Written request:
Without altering anything, output the material below.

(Records from a collection)

════════

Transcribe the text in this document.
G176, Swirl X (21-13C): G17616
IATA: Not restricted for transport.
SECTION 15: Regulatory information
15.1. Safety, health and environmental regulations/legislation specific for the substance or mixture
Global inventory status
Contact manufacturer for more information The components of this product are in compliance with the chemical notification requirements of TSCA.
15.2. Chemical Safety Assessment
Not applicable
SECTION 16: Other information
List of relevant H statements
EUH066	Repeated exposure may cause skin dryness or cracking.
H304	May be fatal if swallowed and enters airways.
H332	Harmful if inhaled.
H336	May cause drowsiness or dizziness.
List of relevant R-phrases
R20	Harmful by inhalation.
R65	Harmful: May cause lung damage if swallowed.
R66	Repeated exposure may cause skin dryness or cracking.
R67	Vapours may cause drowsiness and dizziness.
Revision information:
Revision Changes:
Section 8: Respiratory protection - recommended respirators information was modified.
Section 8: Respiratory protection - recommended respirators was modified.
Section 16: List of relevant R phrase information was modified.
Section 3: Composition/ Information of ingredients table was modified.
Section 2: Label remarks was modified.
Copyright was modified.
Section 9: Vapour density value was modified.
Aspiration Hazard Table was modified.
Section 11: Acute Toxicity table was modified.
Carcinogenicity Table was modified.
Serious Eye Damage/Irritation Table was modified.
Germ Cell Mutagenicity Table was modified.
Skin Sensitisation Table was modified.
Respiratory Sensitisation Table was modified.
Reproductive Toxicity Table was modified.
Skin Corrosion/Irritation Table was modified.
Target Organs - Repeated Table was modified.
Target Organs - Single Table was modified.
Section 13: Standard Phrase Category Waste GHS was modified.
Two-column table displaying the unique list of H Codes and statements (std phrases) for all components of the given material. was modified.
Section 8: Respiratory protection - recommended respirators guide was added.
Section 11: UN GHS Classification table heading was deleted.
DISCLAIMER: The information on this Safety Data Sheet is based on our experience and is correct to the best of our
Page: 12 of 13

════════

Reply to the exercise:
Transcribe the text in this document.
G176, Swirl X (21-13C): G17616
IATA: Not restricted for transport.
SECTION 15: Regulatory information
15.1. Safety, health and environmental regulations/legislation specific for the substance or mixture
Global inventory status
Contact manufacturer for more information The components of this product are in compliance with the chemical notification requirements of TSCA.
15.2. Chemical Safety Assessment
Not applicable
SECTION 16: Other information
List of relevant H statements
EUH066	Repeated exposure may cause skin dryness or cracking.
H304	May be fatal if swallowed and enters airways.
H332	Harmful if inhaled.
H336	May cause drowsiness or dizziness.
List of relevant R-phrases
R20	Harmful by inhalation.
R65	Harmful: May cause lung damage if swallowed.
R66	Repeated exposure may cause skin dryness or cracking.
R67	Vapours may cause drowsiness and dizziness.
Revision information:
Revision Changes:
Section 8: Respiratory protection - recommended respirators information was modified.
Section 8: Respiratory protection - recommended respirators was modified.
Section 16: List of relevant R phrase information was modified.
Section 3: Composition/ Information of ingredients table was modified.
Section 2: Label remarks was modified.
Copyright was modified.
Section 9: Vapour density value was modified.
Aspiration Hazard Table was modified.
Section 11: Acute Toxicity table was modified.
Carcinogenicity Table was modified.
Serious Eye Damage/Irritation Table was modified.
Germ Cell Mutagenicity Table was modified.
Skin Sensitisation Table was modified.
Respiratory Sensitisation Table was modified.
Reproductive Toxicity Table was modified.
Skin Corrosion/Irritation Table was modified.
Target Organs - Repeated Table was modified.
Target Organs - Single Table was modified.
Section 13: Standard Phrase Category Waste GHS was modified.
Two-column table displaying the unique list of H Codes and statements (std phrases) for all components of the given material. was modified.
Section 8: Respiratory protection - recommended respirators guide was added.
Section 11: UN GHS Classification table heading was deleted.
DISCLAIMER: The information on this Safety Data Sheet is based on our experience and is correct to the best of our
Page: 12 of 13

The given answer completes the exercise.